| What is needed |
Render the lines below as a JSON list of strings, one per line, starting with the line that contains "bar <box>637 332 652 334</box>" and going on through the line that contains "data-label: 38 356,8".

— Begin Extracted material —

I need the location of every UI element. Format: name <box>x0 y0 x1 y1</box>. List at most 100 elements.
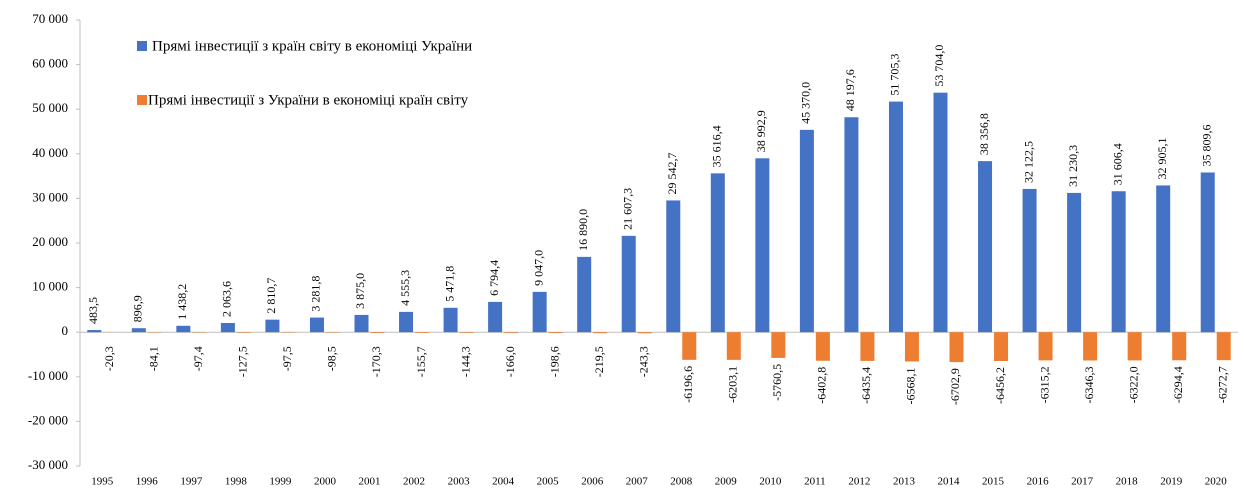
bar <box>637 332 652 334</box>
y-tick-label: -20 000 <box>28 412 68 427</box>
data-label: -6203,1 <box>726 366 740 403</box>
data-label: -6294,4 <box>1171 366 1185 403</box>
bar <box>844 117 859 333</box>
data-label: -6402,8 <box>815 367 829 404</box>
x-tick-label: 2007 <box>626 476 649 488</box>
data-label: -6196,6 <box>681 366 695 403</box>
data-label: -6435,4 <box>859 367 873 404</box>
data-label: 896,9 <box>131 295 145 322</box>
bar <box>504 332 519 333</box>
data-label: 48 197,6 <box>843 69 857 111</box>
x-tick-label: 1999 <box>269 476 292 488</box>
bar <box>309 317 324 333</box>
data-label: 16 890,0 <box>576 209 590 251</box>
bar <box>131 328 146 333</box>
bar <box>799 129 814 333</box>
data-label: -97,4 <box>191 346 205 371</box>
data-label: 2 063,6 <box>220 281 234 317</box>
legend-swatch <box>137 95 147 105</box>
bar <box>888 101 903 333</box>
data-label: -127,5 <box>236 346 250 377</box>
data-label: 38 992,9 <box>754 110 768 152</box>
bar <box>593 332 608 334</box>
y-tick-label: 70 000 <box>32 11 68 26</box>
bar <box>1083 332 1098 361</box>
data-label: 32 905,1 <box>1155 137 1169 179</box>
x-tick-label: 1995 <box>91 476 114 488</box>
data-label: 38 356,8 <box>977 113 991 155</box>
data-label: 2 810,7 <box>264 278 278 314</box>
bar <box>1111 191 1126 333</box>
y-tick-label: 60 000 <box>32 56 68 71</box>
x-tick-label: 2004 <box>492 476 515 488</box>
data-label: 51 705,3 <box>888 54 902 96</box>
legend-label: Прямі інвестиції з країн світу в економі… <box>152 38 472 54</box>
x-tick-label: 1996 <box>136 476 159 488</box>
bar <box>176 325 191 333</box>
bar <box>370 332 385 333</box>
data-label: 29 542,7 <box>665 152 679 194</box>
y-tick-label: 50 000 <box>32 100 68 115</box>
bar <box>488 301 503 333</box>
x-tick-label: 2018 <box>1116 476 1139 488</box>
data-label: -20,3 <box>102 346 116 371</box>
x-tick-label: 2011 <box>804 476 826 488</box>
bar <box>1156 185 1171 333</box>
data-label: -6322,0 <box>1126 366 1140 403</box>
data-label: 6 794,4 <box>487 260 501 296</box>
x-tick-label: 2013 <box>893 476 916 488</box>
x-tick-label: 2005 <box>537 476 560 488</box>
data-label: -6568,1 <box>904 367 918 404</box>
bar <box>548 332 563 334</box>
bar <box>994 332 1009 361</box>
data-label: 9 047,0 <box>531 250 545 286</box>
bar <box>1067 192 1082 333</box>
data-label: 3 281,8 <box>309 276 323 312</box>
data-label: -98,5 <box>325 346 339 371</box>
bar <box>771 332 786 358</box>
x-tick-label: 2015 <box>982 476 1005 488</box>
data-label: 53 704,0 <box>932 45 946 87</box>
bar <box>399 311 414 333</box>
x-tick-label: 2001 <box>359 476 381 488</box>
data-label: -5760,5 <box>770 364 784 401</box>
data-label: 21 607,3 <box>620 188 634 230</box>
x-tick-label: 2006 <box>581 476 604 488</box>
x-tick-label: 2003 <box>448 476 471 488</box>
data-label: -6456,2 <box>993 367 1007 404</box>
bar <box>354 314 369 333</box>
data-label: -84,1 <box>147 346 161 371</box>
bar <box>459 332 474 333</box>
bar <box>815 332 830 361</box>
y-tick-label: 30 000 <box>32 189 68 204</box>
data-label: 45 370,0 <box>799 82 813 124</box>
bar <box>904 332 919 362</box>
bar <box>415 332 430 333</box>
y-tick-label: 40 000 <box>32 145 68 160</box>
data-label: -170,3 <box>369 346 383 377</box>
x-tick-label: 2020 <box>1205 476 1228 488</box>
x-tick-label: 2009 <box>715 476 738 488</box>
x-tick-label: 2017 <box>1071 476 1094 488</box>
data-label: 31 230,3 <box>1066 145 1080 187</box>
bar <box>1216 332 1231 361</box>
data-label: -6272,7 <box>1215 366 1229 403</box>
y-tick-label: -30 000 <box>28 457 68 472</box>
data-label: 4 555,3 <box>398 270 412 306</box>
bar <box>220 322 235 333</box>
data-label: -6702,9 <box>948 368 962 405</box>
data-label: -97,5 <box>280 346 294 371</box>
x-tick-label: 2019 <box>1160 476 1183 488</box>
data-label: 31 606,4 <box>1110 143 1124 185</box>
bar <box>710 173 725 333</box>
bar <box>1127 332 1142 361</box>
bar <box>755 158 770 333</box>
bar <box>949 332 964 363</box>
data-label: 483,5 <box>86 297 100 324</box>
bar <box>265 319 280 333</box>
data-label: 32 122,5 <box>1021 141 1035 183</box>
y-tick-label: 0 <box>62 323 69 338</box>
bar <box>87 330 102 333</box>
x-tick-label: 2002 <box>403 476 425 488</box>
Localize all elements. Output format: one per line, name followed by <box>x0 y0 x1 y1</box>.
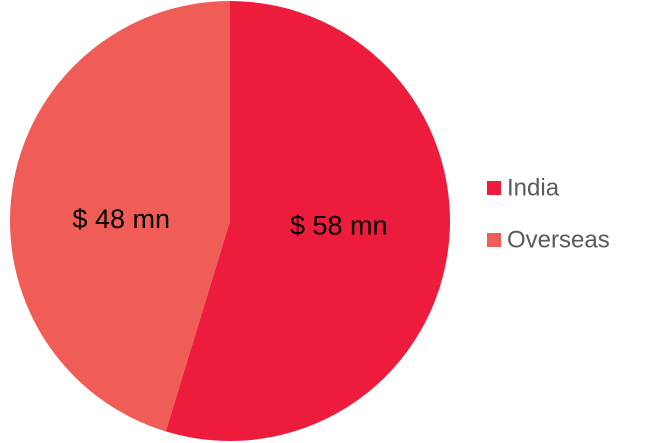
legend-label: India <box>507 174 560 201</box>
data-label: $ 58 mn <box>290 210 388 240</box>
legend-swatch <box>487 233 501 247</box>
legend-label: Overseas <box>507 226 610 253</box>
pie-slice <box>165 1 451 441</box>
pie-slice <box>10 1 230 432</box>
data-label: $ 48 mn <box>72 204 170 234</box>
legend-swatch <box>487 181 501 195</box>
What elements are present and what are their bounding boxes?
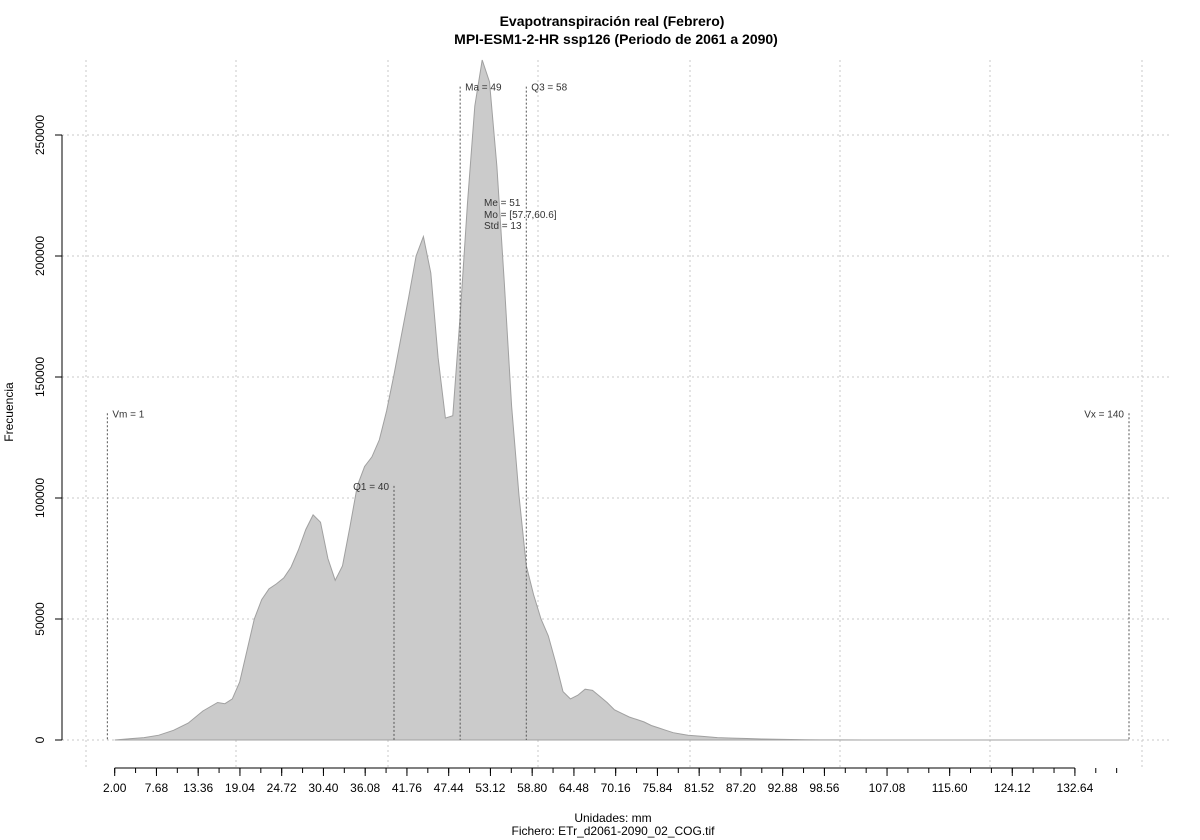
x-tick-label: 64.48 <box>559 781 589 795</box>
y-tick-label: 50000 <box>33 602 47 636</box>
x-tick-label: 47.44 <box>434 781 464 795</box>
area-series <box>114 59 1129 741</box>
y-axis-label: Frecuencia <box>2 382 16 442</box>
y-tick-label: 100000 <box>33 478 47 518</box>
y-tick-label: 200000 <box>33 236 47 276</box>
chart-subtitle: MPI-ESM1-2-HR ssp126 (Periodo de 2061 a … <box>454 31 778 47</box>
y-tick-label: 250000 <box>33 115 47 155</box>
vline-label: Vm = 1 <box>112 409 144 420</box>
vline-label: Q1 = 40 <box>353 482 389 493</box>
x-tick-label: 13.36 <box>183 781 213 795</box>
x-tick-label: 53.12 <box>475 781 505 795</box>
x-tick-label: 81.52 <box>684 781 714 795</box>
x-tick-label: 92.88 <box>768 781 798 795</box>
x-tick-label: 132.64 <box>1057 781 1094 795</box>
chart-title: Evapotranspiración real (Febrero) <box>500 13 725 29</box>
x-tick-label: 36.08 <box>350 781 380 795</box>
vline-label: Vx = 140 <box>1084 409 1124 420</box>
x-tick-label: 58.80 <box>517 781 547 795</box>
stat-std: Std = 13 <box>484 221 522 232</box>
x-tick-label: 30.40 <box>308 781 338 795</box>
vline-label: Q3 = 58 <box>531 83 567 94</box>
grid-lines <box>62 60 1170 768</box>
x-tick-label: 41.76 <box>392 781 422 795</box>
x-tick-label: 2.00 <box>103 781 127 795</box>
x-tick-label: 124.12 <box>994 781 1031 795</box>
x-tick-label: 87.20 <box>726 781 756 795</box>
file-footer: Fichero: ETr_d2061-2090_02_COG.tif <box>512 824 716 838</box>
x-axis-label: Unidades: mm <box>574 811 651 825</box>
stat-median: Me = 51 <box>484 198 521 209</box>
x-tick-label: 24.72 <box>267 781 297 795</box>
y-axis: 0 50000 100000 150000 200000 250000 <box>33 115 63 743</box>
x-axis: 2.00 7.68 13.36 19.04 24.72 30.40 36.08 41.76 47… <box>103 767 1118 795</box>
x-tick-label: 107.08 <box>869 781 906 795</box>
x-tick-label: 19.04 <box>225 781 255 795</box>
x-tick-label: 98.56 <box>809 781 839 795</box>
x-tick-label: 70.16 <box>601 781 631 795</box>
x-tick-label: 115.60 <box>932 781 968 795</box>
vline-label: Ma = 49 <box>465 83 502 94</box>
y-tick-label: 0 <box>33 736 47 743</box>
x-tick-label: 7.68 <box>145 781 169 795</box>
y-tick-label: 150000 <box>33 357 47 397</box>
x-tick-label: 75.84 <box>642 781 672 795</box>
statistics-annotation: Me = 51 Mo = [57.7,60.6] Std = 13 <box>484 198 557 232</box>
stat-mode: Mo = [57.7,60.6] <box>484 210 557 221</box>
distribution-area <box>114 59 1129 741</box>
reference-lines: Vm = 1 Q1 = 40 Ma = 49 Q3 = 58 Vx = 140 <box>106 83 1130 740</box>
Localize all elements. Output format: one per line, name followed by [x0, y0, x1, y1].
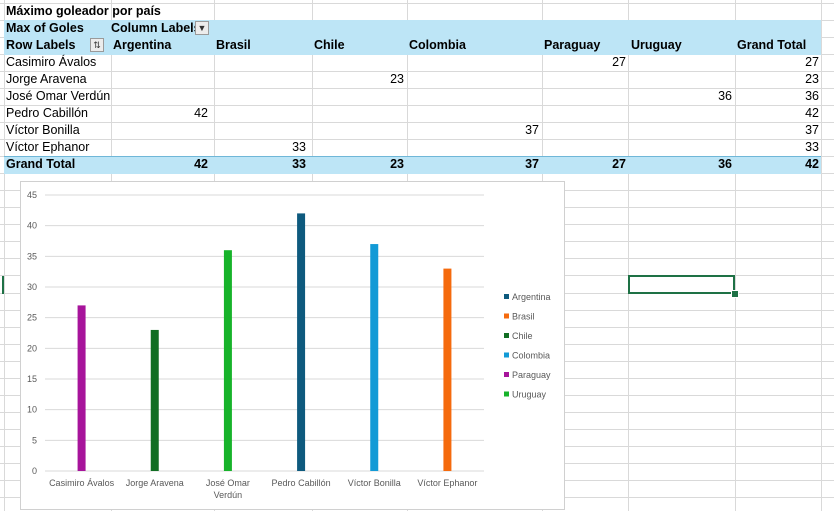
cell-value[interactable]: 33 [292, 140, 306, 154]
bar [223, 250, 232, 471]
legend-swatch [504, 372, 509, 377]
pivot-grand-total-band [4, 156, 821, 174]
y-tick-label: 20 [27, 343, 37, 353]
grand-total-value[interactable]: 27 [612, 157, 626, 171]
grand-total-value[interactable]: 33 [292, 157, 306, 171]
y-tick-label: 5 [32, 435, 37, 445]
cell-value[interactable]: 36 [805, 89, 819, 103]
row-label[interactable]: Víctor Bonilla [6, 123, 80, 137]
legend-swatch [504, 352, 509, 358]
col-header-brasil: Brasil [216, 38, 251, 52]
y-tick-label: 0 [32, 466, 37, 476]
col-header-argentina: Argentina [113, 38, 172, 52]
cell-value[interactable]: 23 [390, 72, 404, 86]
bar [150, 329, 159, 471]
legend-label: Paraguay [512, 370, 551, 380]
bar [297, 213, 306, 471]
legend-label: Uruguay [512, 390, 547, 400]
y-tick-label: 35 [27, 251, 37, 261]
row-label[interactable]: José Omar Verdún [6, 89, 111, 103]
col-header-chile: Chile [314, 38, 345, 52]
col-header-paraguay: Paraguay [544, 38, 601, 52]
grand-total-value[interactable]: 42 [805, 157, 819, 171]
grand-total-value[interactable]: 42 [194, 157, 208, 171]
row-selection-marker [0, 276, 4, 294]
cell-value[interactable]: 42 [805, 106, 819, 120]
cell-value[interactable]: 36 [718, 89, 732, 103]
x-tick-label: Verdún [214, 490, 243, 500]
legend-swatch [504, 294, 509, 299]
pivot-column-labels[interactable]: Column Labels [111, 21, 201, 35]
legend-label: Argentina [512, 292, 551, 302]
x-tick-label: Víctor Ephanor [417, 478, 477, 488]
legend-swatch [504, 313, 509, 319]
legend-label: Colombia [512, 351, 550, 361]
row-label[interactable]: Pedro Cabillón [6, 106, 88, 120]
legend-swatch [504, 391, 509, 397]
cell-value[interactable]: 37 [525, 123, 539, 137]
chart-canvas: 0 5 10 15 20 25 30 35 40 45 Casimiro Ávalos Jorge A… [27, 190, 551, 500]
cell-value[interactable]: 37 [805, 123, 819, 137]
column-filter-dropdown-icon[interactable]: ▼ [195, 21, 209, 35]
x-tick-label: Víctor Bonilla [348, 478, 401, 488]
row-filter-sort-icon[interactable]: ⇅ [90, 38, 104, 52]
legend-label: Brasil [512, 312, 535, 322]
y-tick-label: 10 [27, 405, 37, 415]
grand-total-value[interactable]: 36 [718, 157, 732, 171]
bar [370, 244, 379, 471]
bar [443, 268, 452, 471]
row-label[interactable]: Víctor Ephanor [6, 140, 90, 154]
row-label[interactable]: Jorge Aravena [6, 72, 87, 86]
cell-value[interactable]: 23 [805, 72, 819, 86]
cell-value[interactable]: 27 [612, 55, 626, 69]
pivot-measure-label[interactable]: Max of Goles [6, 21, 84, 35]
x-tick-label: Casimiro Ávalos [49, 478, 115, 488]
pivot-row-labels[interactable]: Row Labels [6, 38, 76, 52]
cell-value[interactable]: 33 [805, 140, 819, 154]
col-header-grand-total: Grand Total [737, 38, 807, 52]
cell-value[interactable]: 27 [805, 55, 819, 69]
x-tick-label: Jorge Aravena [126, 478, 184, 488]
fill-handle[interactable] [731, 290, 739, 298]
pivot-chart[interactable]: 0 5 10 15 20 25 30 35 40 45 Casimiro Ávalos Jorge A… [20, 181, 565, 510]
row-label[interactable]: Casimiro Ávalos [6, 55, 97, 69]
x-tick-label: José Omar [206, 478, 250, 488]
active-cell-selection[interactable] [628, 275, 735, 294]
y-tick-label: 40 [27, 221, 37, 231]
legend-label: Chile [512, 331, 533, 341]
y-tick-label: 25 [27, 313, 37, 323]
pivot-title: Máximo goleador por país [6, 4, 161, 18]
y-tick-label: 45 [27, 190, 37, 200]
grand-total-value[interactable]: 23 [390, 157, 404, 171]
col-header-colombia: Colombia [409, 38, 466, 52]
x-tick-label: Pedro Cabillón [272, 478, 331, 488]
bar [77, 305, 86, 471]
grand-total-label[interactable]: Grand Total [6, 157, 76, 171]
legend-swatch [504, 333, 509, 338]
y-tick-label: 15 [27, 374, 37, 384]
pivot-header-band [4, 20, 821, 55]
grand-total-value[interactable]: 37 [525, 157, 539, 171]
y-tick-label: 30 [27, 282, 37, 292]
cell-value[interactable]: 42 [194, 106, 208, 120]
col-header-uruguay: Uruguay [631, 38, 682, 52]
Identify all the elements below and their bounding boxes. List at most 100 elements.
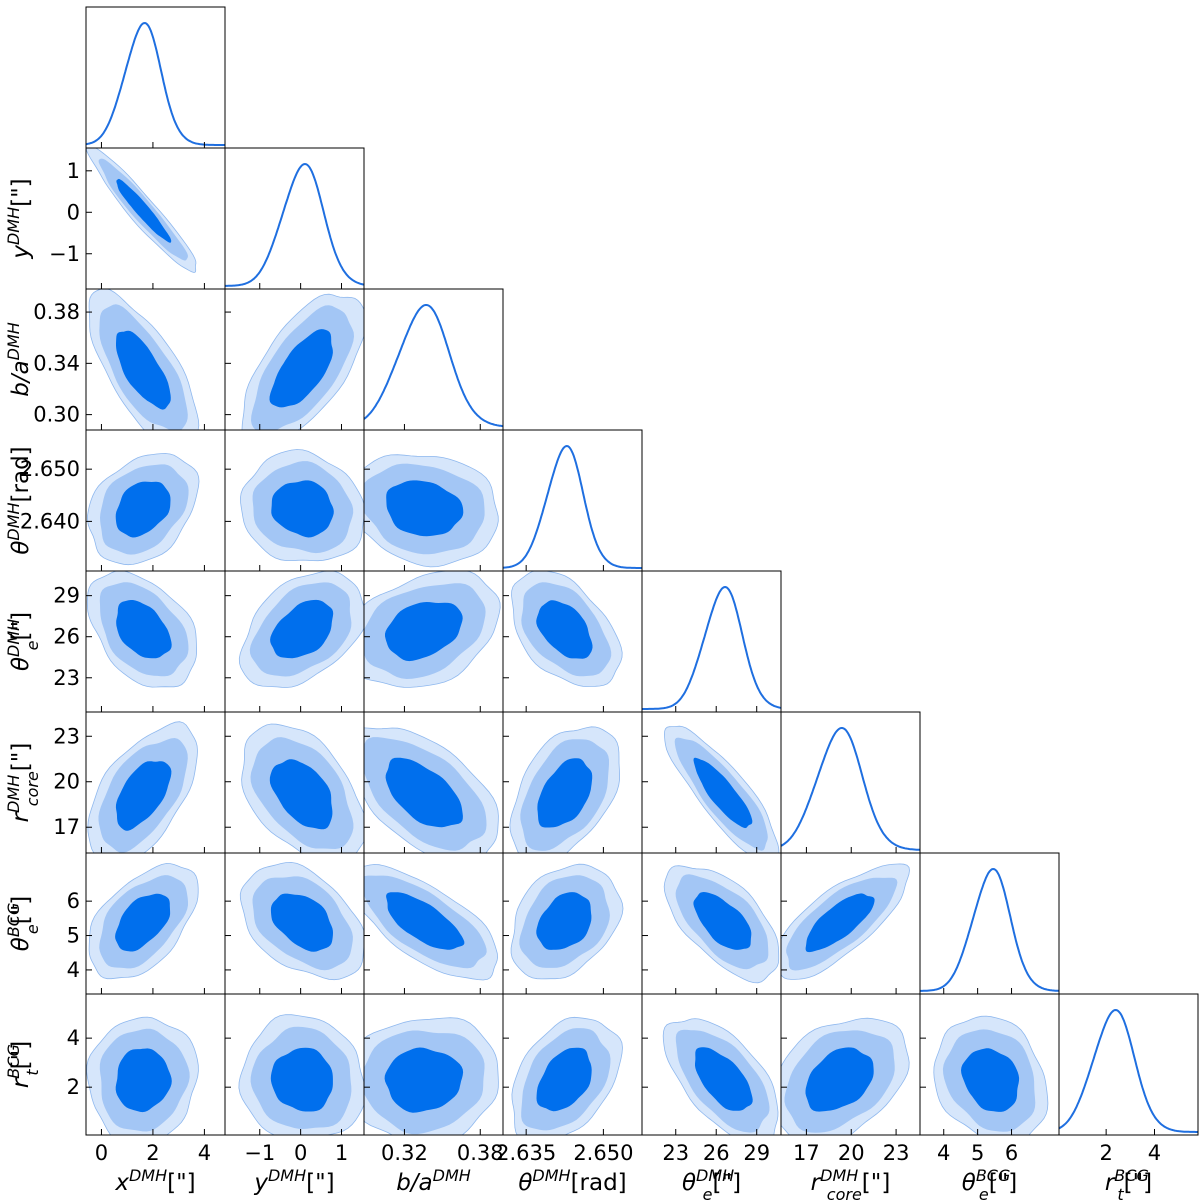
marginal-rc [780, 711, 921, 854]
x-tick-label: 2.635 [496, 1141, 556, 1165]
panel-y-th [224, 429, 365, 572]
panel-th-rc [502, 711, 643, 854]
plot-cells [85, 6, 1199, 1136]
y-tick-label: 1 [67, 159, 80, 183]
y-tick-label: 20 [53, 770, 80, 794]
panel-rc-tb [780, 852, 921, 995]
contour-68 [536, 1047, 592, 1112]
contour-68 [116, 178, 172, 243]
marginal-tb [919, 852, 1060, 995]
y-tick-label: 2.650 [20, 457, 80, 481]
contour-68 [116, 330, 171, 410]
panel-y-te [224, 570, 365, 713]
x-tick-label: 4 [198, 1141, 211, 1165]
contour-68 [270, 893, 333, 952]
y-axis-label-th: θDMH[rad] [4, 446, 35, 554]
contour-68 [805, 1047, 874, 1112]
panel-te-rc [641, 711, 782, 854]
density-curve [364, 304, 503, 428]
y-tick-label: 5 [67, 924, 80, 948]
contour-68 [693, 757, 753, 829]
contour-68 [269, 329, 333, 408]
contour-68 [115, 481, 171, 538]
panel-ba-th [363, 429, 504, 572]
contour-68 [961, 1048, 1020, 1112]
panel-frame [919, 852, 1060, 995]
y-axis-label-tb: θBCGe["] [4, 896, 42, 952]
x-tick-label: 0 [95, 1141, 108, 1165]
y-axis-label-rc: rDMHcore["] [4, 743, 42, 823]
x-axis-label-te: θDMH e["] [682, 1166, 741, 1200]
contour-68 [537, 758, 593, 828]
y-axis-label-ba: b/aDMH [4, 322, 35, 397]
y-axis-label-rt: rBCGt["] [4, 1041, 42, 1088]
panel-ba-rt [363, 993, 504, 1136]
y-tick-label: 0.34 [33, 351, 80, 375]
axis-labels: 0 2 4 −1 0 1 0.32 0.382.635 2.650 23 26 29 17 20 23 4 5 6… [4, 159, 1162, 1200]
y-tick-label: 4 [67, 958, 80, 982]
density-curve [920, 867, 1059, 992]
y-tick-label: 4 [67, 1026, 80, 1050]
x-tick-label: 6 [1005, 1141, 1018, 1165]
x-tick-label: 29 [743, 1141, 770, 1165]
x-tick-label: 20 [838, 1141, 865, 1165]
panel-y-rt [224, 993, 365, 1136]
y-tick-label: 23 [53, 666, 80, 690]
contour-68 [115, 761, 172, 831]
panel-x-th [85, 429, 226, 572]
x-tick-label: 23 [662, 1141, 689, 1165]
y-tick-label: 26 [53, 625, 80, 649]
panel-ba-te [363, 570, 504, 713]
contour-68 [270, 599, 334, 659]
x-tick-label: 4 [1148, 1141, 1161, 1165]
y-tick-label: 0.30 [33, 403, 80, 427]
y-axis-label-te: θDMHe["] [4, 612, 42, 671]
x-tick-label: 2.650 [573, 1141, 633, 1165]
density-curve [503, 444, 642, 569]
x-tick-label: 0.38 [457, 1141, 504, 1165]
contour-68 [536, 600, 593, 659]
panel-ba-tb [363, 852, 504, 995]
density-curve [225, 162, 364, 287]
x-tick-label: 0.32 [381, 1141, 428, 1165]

— End Extracted material —

| Complete answer |
[
  "bar <box>637 332 652 334</box>",
  "y-tick-label: -20 000 <box>28 412 68 427</box>",
  "data-label: -6203,1 <box>726 366 740 403</box>",
  "data-label: -6294,4 <box>1171 366 1185 403</box>",
  "bar <box>844 117 859 333</box>",
  "data-label: -6402,8 <box>815 367 829 404</box>",
  "x-tick-label: 2007 <box>626 476 649 488</box>",
  "data-label: -6196,6 <box>681 366 695 403</box>",
  "data-label: -6435,4 <box>859 367 873 404</box>",
  "data-label: 896,9 <box>131 295 145 322</box>",
  "bar <box>504 332 519 333</box>",
  "data-label: 48 197,6 <box>843 69 857 111</box>",
  "x-tick-label: 1999 <box>269 476 292 488</box>",
  "bar <box>309 317 324 333</box>",
  "data-label: 16 890,0 <box>576 209 590 251</box>",
  "bar <box>131 328 146 333</box>",
  "bar <box>799 129 814 333</box>",
  "data-label: -97,4 <box>191 346 205 371</box>",
  "data-label: 2 063,6 <box>220 281 234 317</box>",
  "legend-swatch <box>137 95 147 105</box>",
  "bar <box>888 101 903 333</box>",
  "data-label: -127,5 <box>236 346 250 377</box>",
  "data-label: 38 992,9 <box>754 110 768 152</box>",
  "bar <box>593 332 608 334</box>",
  "y-tick-label: 70 000 <box>32 11 68 26</box>",
  "bar <box>1083 332 1098 361</box>",
  "data-label: 32 905,1 <box>1155 137 1169 179</box>",
  "x-tick-label: 1995 <box>91 476 114 488</box>",
  "data-label: 38 356,8 <box>977 113 991 155</box>"
]